— START Given data —

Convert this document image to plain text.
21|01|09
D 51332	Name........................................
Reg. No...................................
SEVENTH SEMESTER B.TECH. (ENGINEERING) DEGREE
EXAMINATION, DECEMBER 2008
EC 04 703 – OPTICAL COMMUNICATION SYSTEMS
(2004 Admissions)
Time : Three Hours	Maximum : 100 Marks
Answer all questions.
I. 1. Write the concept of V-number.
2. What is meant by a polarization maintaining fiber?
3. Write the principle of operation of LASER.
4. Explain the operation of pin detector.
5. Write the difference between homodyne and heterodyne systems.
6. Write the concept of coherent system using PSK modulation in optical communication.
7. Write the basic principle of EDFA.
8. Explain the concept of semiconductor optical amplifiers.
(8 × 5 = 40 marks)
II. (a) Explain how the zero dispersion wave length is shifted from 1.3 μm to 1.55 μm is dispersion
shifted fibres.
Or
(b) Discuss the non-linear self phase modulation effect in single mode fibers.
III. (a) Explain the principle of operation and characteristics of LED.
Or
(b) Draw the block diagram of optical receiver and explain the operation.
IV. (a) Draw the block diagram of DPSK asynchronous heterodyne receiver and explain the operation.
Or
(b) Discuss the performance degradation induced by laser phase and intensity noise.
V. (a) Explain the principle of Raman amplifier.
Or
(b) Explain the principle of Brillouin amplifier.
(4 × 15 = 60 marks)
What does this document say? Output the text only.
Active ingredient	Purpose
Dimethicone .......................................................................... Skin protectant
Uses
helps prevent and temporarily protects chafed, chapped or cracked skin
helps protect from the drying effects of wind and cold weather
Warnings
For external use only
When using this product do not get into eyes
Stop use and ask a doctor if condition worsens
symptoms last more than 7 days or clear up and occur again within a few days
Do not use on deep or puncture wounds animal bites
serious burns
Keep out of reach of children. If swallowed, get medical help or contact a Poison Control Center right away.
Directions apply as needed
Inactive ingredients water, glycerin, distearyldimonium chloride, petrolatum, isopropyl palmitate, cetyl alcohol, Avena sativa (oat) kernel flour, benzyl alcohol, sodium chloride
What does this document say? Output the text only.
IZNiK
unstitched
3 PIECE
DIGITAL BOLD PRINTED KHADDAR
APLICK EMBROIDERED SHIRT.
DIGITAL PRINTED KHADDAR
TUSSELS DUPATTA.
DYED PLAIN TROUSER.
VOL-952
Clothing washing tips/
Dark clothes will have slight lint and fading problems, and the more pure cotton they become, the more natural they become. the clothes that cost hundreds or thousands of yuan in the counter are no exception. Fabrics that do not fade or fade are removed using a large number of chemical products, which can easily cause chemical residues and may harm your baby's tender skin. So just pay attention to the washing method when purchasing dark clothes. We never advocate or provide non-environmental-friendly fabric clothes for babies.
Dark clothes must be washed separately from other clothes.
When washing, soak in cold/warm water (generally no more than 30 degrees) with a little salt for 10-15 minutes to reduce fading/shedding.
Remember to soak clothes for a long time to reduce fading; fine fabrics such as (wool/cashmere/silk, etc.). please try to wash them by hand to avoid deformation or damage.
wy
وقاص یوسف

— END Given data —

Set exercise → Give back the data above exactly as it appears.

Answer to the task →
Convert this document image to plain text.
21|01|09
D 51332	Name........................................
Reg. No...................................
SEVENTH SEMESTER B.TECH. (ENGINEERING) DEGREE
EXAMINATION, DECEMBER 2008
EC 04 703 – OPTICAL COMMUNICATION SYSTEMS
(2004 Admissions)
Time : Three Hours	Maximum : 100 Marks
Answer all questions.
I. 1. Write the concept of V-number.
2. What is meant by a polarization maintaining fiber?
3. Write the principle of operation of LASER.
4. Explain the operation of pin detector.
5. Write the difference between homodyne and heterodyne systems.
6. Write the concept of coherent system using PSK modulation in optical communication.
7. Write the basic principle of EDFA.
8. Explain the concept of semiconductor optical amplifiers.
(8 × 5 = 40 marks)
II. (a) Explain how the zero dispersion wave length is shifted from 1.3 μm to 1.55 μm is dispersion
shifted fibres.
Or
(b) Discuss the non-linear self phase modulation effect in single mode fibers.
III. (a) Explain the principle of operation and characteristics of LED.
Or
(b) Draw the block diagram of optical receiver and explain the operation.
IV. (a) Draw the block diagram of DPSK asynchronous heterodyne receiver and explain the operation.
Or
(b) Discuss the performance degradation induced by laser phase and intensity noise.
V. (a) Explain the principle of Raman amplifier.
Or
(b) Explain the principle of Brillouin amplifier.
(4 × 15 = 60 marks)
What does this document say? Output the text only.
Active ingredient	Purpose
Dimethicone .......................................................................... Skin protectant
Uses
helps prevent and temporarily protects chafed, chapped or cracked skin
helps protect from the drying effects of wind and cold weather
Warnings
For external use only
When using this product do not get into eyes
Stop use and ask a doctor if condition worsens
symptoms last more than 7 days or clear up and occur again within a few days
Do not use on deep or puncture wounds animal bites
serious burns
Keep out of reach of children. If swallowed, get medical help or contact a Poison Control Center right away.
Directions apply as needed
Inactive ingredients water, glycerin, distearyldimonium chloride, petrolatum, isopropyl palmitate, cetyl alcohol, Avena sativa (oat) kernel flour, benzyl alcohol, sodium chloride
What does this document say? Output the text only.
IZNiK
unstitched
3 PIECE
DIGITAL BOLD PRINTED KHADDAR
APLICK EMBROIDERED SHIRT.
DIGITAL PRINTED KHADDAR
TUSSELS DUPATTA.
DYED PLAIN TROUSER.
VOL-952
Clothing washing tips/
Dark clothes will have slight lint and fading problems, and the more pure cotton they become, the more natural they become. the clothes that cost hundreds or thousands of yuan in the counter are no exception. Fabrics that do not fade or fade are removed using a large number of chemical products, which can easily cause chemical residues and may harm your baby's tender skin. So just pay attention to the washing method when purchasing dark clothes. We never advocate or provide non-environmental-friendly fabric clothes for babies.
Dark clothes must be washed separately from other clothes.
When washing, soak in cold/warm water (generally no more than 30 degrees) with a little salt for 10-15 minutes to reduce fading/shedding.
Remember to soak clothes for a long time to reduce fading; fine fabrics such as (wool/cashmere/silk, etc.). please try to wash them by hand to avoid deformation or damage.
wy
وقاص یوسف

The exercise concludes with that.